EXCERPTED DATA:
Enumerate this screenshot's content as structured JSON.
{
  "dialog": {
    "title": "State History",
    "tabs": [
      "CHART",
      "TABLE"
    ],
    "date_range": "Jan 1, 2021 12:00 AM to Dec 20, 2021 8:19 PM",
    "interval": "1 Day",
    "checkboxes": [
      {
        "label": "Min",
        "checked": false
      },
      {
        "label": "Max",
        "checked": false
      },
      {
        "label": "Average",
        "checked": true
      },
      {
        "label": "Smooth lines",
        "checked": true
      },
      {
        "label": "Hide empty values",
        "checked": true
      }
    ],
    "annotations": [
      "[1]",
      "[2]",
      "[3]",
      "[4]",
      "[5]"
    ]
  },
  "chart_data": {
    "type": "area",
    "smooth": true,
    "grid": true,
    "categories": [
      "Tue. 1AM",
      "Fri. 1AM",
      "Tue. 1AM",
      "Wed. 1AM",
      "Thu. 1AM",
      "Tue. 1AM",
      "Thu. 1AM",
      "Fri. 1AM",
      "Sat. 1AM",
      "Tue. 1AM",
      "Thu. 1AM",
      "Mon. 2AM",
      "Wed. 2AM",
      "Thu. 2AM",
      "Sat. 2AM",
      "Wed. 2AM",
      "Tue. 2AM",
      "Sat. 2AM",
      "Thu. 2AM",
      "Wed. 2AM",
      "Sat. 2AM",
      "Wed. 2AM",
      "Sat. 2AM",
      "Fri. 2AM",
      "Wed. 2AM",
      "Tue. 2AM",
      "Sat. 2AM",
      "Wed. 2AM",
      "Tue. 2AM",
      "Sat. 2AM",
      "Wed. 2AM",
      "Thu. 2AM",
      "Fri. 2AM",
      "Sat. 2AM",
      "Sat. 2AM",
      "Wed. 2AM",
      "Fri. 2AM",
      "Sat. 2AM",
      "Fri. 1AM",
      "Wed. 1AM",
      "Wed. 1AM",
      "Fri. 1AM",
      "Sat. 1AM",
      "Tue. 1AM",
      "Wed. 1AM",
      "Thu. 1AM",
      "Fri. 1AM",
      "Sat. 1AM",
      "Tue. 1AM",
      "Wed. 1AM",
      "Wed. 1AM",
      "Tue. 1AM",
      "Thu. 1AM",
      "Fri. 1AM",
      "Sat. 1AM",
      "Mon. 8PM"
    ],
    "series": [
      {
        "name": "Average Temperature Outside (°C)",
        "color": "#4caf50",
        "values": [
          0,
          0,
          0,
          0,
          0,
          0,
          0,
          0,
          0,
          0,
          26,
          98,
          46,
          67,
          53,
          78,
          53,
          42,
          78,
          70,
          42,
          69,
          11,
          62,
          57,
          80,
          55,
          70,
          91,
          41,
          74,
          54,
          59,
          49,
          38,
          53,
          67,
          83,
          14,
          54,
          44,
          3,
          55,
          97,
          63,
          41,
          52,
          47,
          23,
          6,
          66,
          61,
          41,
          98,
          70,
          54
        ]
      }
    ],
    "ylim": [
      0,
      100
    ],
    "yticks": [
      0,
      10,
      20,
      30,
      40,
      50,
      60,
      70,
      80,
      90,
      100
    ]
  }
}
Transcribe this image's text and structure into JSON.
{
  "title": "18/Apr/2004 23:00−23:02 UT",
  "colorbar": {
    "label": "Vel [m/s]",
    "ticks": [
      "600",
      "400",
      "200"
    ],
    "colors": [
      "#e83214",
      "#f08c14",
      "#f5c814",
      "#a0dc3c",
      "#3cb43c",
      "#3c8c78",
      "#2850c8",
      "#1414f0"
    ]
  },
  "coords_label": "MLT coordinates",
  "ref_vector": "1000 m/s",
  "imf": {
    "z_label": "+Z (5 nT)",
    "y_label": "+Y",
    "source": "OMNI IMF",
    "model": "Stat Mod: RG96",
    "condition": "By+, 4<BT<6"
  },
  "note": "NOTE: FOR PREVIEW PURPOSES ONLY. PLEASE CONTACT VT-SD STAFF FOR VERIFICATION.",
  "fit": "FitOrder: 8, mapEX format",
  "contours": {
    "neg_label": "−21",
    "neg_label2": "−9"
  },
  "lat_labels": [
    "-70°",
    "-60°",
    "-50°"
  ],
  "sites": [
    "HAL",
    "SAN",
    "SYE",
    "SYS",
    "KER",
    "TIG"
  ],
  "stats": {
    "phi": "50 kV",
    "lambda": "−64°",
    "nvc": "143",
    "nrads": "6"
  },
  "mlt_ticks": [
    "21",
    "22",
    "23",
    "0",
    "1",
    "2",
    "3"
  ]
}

WORK TO COMPLETE: All of the material above needs to be copied exactly.

RESPONSE FOR THIS EXERCISE:
Enumerate this screenshot's content as structured JSON.
{
  "dialog": {
    "title": "State History",
    "tabs": [
      "CHART",
      "TABLE"
    ],
    "date_range": "Jan 1, 2021 12:00 AM to Dec 20, 2021 8:19 PM",
    "interval": "1 Day",
    "checkboxes": [
      {
        "label": "Min",
        "checked": false
      },
      {
        "label": "Max",
        "checked": false
      },
      {
        "label": "Average",
        "checked": true
      },
      {
        "label": "Smooth lines",
        "checked": true
      },
      {
        "label": "Hide empty values",
        "checked": true
      }
    ],
    "annotations": [
      "[1]",
      "[2]",
      "[3]",
      "[4]",
      "[5]"
    ]
  },
  "chart_data": {
    "type": "area",
    "smooth": true,
    "grid": true,
    "categories": [
      "Tue. 1AM",
      "Fri. 1AM",
      "Tue. 1AM",
      "Wed. 1AM",
      "Thu. 1AM",
      "Tue. 1AM",
      "Thu. 1AM",
      "Fri. 1AM",
      "Sat. 1AM",
      "Tue. 1AM",
      "Thu. 1AM",
      "Mon. 2AM",
      "Wed. 2AM",
      "Thu. 2AM",
      "Sat. 2AM",
      "Wed. 2AM",
      "Tue. 2AM",
      "Sat. 2AM",
      "Thu. 2AM",
      "Wed. 2AM",
      "Sat. 2AM",
      "Wed. 2AM",
      "Sat. 2AM",
      "Fri. 2AM",
      "Wed. 2AM",
      "Tue. 2AM",
      "Sat. 2AM",
      "Wed. 2AM",
      "Tue. 2AM",
      "Sat. 2AM",
      "Wed. 2AM",
      "Thu. 2AM",
      "Fri. 2AM",
      "Sat. 2AM",
      "Sat. 2AM",
      "Wed. 2AM",
      "Fri. 2AM",
      "Sat. 2AM",
      "Fri. 1AM",
      "Wed. 1AM",
      "Wed. 1AM",
      "Fri. 1AM",
      "Sat. 1AM",
      "Tue. 1AM",
      "Wed. 1AM",
      "Thu. 1AM",
      "Fri. 1AM",
      "Sat. 1AM",
      "Tue. 1AM",
      "Wed. 1AM",
      "Wed. 1AM",
      "Tue. 1AM",
      "Thu. 1AM",
      "Fri. 1AM",
      "Sat. 1AM",
      "Mon. 8PM"
    ],
    "series": [
      {
        "name": "Average Temperature Outside (°C)",
        "color": "#4caf50",
        "values": [
          0,
          0,
          0,
          0,
          0,
          0,
          0,
          0,
          0,
          0,
          26,
          98,
          46,
          67,
          53,
          78,
          53,
          42,
          78,
          70,
          42,
          69,
          11,
          62,
          57,
          80,
          55,
          70,
          91,
          41,
          74,
          54,
          59,
          49,
          38,
          53,
          67,
          83,
          14,
          54,
          44,
          3,
          55,
          97,
          63,
          41,
          52,
          47,
          23,
          6,
          66,
          61,
          41,
          98,
          70,
          54
        ]
      }
    ],
    "ylim": [
      0,
      100
    ],
    "yticks": [
      0,
      10,
      20,
      30,
      40,
      50,
      60,
      70,
      80,
      90,
      100
    ]
  }
}
Transcribe this image's text and structure into JSON.
{
  "title": "18/Apr/2004 23:00−23:02 UT",
  "colorbar": {
    "label": "Vel [m/s]",
    "ticks": [
      "600",
      "400",
      "200"
    ],
    "colors": [
      "#e83214",
      "#f08c14",
      "#f5c814",
      "#a0dc3c",
      "#3cb43c",
      "#3c8c78",
      "#2850c8",
      "#1414f0"
    ]
  },
  "coords_label": "MLT coordinates",
  "ref_vector": "1000 m/s",
  "imf": {
    "z_label": "+Z (5 nT)",
    "y_label": "+Y",
    "source": "OMNI IMF",
    "model": "Stat Mod: RG96",
    "condition": "By+, 4<BT<6"
  },
  "note": "NOTE: FOR PREVIEW PURPOSES ONLY. PLEASE CONTACT VT-SD STAFF FOR VERIFICATION.",
  "fit": "FitOrder: 8, mapEX format",
  "contours": {
    "neg_label": "−21",
    "neg_label2": "−9"
  },
  "lat_labels": [
    "-70°",
    "-60°",
    "-50°"
  ],
  "sites": [
    "HAL",
    "SAN",
    "SYE",
    "SYS",
    "KER",
    "TIG"
  ],
  "stats": {
    "phi": "50 kV",
    "lambda": "−64°",
    "nvc": "143",
    "nrads": "6"
  },
  "mlt_ticks": [
    "21",
    "22",
    "23",
    "0",
    "1",
    "2",
    "3"
  ]
}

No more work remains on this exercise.